● Description of the task:
Nothing but the lines from the one that contains "Output a JSON" through the end of the listing should appear, set down exactly.

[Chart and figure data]
○ ○ ○
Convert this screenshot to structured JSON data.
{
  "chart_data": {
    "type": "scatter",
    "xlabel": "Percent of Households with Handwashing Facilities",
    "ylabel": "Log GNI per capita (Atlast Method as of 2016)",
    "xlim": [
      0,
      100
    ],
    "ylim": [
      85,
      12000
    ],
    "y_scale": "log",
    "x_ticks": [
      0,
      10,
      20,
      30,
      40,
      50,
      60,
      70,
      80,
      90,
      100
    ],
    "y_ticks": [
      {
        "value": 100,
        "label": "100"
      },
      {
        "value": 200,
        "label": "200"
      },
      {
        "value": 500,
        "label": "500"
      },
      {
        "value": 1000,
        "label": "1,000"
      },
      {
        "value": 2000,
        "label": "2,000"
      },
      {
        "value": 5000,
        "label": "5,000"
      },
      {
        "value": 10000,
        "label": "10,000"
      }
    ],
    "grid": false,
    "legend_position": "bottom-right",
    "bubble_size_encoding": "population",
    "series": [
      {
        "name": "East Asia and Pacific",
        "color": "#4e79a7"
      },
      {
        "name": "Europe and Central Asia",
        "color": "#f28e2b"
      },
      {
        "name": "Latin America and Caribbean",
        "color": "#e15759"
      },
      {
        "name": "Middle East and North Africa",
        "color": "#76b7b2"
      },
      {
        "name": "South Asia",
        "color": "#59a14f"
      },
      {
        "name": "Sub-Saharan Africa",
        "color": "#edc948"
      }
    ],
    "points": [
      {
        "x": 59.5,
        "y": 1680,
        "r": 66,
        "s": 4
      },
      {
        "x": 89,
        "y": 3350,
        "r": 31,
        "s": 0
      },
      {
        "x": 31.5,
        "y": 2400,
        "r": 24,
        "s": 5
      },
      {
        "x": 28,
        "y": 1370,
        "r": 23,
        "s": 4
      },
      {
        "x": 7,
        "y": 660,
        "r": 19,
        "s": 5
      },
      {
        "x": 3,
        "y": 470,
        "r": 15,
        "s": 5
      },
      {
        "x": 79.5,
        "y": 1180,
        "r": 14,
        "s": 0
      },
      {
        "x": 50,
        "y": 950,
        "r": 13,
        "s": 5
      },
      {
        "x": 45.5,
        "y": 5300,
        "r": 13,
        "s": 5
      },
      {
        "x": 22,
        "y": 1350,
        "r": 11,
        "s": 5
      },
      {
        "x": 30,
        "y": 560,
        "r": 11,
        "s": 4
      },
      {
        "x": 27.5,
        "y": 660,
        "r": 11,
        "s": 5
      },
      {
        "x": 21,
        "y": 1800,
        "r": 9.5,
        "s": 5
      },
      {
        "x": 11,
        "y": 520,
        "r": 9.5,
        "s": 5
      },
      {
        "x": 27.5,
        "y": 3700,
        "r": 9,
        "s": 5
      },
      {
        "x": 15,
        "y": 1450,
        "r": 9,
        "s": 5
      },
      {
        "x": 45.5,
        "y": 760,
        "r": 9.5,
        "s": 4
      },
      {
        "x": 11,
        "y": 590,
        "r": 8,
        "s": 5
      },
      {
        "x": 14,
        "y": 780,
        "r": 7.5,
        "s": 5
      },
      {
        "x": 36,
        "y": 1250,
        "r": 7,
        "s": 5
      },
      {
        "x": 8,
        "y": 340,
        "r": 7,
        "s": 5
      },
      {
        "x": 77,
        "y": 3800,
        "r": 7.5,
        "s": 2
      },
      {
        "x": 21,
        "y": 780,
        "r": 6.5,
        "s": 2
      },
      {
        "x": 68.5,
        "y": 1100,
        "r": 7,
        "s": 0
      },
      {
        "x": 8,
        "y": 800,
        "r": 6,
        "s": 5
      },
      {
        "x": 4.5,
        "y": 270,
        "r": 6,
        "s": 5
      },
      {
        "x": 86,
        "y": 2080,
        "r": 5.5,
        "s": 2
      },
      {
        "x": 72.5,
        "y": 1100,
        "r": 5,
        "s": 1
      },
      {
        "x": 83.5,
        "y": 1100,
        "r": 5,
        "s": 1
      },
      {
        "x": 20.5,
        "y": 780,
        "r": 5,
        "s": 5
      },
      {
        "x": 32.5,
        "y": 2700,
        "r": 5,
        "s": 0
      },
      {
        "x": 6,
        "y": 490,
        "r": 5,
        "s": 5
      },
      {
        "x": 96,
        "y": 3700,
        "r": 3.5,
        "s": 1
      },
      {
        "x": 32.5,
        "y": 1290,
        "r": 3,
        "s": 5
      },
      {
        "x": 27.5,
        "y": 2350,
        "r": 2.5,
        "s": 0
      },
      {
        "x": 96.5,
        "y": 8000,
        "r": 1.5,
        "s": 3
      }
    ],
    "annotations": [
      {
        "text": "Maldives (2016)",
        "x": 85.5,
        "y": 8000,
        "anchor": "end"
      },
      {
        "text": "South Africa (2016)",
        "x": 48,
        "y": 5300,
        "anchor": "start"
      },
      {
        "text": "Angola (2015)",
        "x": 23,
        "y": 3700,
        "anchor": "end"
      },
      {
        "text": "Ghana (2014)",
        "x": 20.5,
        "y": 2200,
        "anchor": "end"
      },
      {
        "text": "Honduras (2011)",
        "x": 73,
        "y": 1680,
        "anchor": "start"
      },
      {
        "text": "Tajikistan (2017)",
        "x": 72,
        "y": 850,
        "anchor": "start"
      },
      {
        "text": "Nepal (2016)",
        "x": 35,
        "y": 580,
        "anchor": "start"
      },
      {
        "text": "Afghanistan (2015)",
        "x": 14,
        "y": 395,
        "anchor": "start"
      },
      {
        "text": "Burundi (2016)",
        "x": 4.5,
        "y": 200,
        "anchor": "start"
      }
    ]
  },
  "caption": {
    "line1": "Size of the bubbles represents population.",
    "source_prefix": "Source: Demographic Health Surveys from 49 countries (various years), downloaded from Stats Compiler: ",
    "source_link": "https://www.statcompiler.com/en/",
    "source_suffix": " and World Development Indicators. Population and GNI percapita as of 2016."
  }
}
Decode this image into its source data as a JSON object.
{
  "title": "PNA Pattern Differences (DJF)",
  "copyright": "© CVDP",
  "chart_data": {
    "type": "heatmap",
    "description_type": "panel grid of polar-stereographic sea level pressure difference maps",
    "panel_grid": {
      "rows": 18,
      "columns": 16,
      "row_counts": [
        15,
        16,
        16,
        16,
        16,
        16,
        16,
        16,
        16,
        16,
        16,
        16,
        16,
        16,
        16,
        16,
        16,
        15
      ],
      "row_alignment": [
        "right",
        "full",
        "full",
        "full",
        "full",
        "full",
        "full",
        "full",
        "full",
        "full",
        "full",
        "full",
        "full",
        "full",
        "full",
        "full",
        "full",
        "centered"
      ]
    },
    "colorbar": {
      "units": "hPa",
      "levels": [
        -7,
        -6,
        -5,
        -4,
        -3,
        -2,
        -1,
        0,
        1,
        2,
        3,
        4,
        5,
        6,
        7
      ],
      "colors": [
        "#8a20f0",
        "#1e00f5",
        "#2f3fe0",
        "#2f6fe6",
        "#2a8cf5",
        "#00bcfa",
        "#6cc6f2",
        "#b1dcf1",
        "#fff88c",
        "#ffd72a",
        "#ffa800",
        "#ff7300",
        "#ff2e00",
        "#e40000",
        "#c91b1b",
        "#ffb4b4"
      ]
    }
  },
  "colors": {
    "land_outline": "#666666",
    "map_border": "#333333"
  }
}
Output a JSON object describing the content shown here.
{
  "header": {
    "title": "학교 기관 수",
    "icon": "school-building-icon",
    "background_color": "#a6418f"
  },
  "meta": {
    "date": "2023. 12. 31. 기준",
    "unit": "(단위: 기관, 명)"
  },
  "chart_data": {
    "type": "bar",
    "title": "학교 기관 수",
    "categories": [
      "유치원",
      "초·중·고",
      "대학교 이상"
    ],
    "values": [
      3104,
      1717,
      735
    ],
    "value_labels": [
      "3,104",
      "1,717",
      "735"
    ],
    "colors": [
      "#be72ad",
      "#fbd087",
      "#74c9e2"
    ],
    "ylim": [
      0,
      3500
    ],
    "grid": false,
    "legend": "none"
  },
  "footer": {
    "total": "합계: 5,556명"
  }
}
○ ○ ○
● Solved problem:
Output a JSON object describing the content shown here.
{
  "header": {
    "title": "학교 기관 수",
    "icon": "school-building-icon",
    "background_color": "#a6418f"
  },
  "meta": {
    "date": "2023. 12. 31. 기준",
    "unit": "(단위: 기관, 명)"
  },
  "chart_data": {
    "type": "bar",
    "title": "학교 기관 수",
    "categories": [
      "유치원",
      "초·중·고",
      "대학교 이상"
    ],
    "values": [
      3104,
      1717,
      735
    ],
    "value_labels": [
      "3,104",
      "1,717",
      "735"
    ],
    "colors": [
      "#be72ad",
      "#fbd087",
      "#74c9e2"
    ],
    "ylim": [
      0,
      3500
    ],
    "grid": false,
    "legend": "none"
  },
  "footer": {
    "total": "합계: 5,556명"
  }
}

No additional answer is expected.